• _Exercise_
Count the lines containing "Vehicle" in the entries underneath, and state that count without anything else.

## start Extracted information

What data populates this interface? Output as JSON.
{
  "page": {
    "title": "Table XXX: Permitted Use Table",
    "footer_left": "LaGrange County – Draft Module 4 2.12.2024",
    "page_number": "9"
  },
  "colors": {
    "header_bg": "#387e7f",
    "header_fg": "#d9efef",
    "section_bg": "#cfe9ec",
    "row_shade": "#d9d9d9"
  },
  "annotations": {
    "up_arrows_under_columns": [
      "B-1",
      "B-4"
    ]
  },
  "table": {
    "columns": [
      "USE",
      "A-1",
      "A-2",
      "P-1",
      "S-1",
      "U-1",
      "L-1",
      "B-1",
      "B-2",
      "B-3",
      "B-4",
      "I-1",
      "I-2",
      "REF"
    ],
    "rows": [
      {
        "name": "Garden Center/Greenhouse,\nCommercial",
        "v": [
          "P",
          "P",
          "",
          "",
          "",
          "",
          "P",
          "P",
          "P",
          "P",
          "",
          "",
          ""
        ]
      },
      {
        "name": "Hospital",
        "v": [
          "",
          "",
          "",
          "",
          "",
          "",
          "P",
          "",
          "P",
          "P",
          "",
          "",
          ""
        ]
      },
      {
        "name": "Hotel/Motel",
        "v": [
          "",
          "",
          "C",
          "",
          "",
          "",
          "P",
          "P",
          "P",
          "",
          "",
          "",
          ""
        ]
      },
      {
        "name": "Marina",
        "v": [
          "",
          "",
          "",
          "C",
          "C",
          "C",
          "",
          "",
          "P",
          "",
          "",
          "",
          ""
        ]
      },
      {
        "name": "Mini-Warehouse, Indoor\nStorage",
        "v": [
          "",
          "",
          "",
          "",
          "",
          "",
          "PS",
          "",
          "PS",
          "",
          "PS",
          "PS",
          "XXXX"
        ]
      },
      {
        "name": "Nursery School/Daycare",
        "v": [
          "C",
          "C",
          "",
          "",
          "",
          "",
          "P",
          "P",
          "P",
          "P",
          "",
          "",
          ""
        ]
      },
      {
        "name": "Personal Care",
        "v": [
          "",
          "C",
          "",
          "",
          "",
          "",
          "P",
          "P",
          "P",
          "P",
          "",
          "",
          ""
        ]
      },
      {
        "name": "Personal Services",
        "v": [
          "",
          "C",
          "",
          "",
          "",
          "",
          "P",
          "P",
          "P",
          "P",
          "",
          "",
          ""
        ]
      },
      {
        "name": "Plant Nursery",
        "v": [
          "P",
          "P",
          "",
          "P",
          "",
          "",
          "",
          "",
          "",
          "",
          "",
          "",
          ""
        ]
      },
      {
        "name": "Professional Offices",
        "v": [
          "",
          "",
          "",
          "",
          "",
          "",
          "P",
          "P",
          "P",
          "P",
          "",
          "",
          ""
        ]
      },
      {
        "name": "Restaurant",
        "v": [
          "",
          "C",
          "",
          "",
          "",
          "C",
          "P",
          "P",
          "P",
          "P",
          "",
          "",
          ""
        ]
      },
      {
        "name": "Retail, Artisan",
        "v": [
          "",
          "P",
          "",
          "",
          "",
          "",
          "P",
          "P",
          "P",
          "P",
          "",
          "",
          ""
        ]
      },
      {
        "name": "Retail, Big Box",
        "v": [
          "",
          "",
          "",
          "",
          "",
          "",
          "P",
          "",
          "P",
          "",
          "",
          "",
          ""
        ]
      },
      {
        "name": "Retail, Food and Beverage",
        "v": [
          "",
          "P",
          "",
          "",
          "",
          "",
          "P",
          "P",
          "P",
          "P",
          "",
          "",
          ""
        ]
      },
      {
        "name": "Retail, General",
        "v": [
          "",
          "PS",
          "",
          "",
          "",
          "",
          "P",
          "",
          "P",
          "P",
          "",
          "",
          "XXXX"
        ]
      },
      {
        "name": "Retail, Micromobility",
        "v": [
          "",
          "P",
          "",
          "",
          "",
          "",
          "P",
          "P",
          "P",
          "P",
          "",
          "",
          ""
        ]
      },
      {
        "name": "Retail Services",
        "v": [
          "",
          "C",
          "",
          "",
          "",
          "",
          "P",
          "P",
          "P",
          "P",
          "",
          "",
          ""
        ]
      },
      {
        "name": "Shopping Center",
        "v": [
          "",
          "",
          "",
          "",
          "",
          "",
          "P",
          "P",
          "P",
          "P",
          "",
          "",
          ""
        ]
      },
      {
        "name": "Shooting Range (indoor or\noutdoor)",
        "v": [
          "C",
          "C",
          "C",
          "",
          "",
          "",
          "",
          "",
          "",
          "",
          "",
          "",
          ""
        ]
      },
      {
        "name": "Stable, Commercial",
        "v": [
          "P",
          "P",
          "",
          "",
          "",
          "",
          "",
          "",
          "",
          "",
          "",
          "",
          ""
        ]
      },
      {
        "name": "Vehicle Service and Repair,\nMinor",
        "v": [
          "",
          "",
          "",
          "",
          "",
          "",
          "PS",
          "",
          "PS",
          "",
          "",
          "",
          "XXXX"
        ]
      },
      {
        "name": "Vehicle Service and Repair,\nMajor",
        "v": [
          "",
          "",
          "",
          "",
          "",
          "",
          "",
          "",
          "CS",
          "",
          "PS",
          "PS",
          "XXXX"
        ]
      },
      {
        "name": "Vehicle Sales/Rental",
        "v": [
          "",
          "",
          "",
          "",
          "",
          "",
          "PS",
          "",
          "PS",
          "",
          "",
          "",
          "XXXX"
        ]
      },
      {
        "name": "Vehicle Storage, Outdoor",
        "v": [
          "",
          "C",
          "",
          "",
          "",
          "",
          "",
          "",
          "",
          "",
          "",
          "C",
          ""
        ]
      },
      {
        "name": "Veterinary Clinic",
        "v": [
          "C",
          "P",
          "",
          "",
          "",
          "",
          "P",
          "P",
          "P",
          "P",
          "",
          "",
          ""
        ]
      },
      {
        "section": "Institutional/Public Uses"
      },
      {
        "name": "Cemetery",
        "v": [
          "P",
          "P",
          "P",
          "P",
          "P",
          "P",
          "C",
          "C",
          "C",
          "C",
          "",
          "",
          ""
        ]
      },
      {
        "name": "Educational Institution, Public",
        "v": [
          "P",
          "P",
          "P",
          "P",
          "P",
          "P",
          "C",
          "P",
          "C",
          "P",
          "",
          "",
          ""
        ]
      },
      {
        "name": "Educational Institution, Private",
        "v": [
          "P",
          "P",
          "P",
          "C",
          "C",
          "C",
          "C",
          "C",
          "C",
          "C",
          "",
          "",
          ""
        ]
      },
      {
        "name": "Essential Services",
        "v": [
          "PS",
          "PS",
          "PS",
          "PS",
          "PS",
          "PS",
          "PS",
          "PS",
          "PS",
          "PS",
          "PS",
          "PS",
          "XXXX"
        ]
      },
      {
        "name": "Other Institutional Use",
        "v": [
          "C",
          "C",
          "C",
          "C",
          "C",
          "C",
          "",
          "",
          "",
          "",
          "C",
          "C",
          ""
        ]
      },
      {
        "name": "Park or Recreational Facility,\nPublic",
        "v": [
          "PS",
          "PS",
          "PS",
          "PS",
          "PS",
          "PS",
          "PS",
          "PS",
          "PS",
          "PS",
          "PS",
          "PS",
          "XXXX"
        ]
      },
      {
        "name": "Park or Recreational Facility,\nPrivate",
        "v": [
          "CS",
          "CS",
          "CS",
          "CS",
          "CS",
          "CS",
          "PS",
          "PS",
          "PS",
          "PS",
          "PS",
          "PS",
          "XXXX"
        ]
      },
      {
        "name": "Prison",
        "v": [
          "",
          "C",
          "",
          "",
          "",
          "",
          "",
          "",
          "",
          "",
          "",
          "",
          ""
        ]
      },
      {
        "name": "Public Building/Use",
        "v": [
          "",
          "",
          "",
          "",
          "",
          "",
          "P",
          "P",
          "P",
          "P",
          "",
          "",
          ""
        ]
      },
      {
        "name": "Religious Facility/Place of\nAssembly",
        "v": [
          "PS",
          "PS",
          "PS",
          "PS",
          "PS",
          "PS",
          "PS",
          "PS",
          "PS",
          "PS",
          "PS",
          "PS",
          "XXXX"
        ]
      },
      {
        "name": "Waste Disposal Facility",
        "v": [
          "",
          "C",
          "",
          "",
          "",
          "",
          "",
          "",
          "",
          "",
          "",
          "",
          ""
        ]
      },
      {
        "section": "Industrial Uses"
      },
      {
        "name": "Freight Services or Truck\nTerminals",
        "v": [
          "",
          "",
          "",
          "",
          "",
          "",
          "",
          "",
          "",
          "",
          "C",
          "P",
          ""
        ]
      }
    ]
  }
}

## end Extracted information

• _Final answer_
4